Dataset entries
• • •
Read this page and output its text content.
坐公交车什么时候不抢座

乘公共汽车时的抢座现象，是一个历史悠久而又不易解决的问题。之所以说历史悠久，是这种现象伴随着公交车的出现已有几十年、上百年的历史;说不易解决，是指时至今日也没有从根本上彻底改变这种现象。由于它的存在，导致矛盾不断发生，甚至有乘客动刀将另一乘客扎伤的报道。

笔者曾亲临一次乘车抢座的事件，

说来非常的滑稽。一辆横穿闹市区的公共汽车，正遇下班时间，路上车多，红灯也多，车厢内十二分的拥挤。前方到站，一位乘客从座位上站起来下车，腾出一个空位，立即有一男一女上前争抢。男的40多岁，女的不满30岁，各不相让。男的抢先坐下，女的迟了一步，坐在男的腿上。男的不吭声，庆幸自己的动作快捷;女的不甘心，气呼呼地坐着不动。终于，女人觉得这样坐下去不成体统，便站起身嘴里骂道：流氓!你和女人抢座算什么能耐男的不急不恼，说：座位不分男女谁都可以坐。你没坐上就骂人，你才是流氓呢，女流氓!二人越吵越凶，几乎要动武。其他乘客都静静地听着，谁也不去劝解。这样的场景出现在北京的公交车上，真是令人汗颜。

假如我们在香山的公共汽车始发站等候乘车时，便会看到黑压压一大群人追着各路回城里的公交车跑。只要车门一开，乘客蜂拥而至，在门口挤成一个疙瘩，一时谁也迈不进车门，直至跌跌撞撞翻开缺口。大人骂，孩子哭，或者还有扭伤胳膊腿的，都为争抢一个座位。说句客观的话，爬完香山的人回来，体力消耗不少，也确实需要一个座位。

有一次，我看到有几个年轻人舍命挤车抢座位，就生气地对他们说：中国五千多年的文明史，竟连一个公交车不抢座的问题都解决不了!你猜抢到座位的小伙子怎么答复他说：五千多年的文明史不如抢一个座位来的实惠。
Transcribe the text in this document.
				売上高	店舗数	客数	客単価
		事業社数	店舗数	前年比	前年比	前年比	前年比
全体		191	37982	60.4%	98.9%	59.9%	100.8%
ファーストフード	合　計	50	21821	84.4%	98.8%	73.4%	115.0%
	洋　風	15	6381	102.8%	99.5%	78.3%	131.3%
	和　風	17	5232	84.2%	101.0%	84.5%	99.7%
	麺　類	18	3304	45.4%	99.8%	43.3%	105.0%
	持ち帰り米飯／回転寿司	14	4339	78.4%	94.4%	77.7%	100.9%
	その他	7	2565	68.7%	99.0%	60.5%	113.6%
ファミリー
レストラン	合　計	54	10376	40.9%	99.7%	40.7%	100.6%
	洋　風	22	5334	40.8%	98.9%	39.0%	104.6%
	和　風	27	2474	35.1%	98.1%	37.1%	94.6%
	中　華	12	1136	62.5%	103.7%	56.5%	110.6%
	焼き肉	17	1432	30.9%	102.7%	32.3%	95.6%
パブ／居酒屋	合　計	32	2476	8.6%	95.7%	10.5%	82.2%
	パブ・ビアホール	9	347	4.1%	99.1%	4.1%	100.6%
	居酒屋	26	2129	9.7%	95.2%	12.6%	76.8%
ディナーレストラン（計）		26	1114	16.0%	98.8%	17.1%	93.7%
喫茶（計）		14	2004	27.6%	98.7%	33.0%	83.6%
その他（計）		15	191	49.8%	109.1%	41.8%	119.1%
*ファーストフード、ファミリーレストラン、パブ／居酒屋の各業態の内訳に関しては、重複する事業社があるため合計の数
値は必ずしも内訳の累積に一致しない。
• • •
Task details>
Write down all the entries again without a single difference.

Exercise answer>
Read this page and output its text content.
坐公交车什么时候不抢座

乘公共汽车时的抢座现象，是一个历史悠久而又不易解决的问题。之所以说历史悠久，是这种现象伴随着公交车的出现已有几十年、上百年的历史;说不易解决，是指时至今日也没有从根本上彻底改变这种现象。由于它的存在，导致矛盾不断发生，甚至有乘客动刀将另一乘客扎伤的报道。

笔者曾亲临一次乘车抢座的事件，

说来非常的滑稽。一辆横穿闹市区的公共汽车，正遇下班时间，路上车多，红灯也多，车厢内十二分的拥挤。前方到站，一位乘客从座位上站起来下车，腾出一个空位，立即有一男一女上前争抢。男的40多岁，女的不满30岁，各不相让。男的抢先坐下，女的迟了一步，坐在男的腿上。男的不吭声，庆幸自己的动作快捷;女的不甘心，气呼呼地坐着不动。终于，女人觉得这样坐下去不成体统，便站起身嘴里骂道：流氓!你和女人抢座算什么能耐男的不急不恼，说：座位不分男女谁都可以坐。你没坐上就骂人，你才是流氓呢，女流氓!二人越吵越凶，几乎要动武。其他乘客都静静地听着，谁也不去劝解。这样的场景出现在北京的公交车上，真是令人汗颜。

假如我们在香山的公共汽车始发站等候乘车时，便会看到黑压压一大群人追着各路回城里的公交车跑。只要车门一开，乘客蜂拥而至，在门口挤成一个疙瘩，一时谁也迈不进车门，直至跌跌撞撞翻开缺口。大人骂，孩子哭，或者还有扭伤胳膊腿的，都为争抢一个座位。说句客观的话，爬完香山的人回来，体力消耗不少，也确实需要一个座位。

有一次，我看到有几个年轻人舍命挤车抢座位，就生气地对他们说：中国五千多年的文明史，竟连一个公交车不抢座的问题都解决不了!你猜抢到座位的小伙子怎么答复他说：五千多年的文明史不如抢一个座位来的实惠。
Transcribe the text in this document.
				売上高	店舗数	客数	客単価
		事業社数	店舗数	前年比	前年比	前年比	前年比
全体		191	37982	60.4%	98.9%	59.9%	100.8%
ファーストフード	合　計	50	21821	84.4%	98.8%	73.4%	115.0%
	洋　風	15	6381	102.8%	99.5%	78.3%	131.3%
	和　風	17	5232	84.2%	101.0%	84.5%	99.7%
	麺　類	18	3304	45.4%	99.8%	43.3%	105.0%
	持ち帰り米飯／回転寿司	14	4339	78.4%	94.4%	77.7%	100.9%
	その他	7	2565	68.7%	99.0%	60.5%	113.6%
ファミリー
レストラン	合　計	54	10376	40.9%	99.7%	40.7%	100.6%
	洋　風	22	5334	40.8%	98.9%	39.0%	104.6%
	和　風	27	2474	35.1%	98.1%	37.1%	94.6%
	中　華	12	1136	62.5%	103.7%	56.5%	110.6%
	焼き肉	17	1432	30.9%	102.7%	32.3%	95.6%
パブ／居酒屋	合　計	32	2476	8.6%	95.7%	10.5%	82.2%
	パブ・ビアホール	9	347	4.1%	99.1%	4.1%	100.6%
	居酒屋	26	2129	9.7%	95.2%	12.6%	76.8%
ディナーレストラン（計）		26	1114	16.0%	98.8%	17.1%	93.7%
喫茶（計）		14	2004	27.6%	98.7%	33.0%	83.6%
その他（計）		15	191	49.8%	109.1%	41.8%	119.1%
*ファーストフード、ファミリーレストラン、パブ／居酒屋の各業態の内訳に関しては、重複する事業社があるため合計の数
値は必ずしも内訳の累積に一致しない。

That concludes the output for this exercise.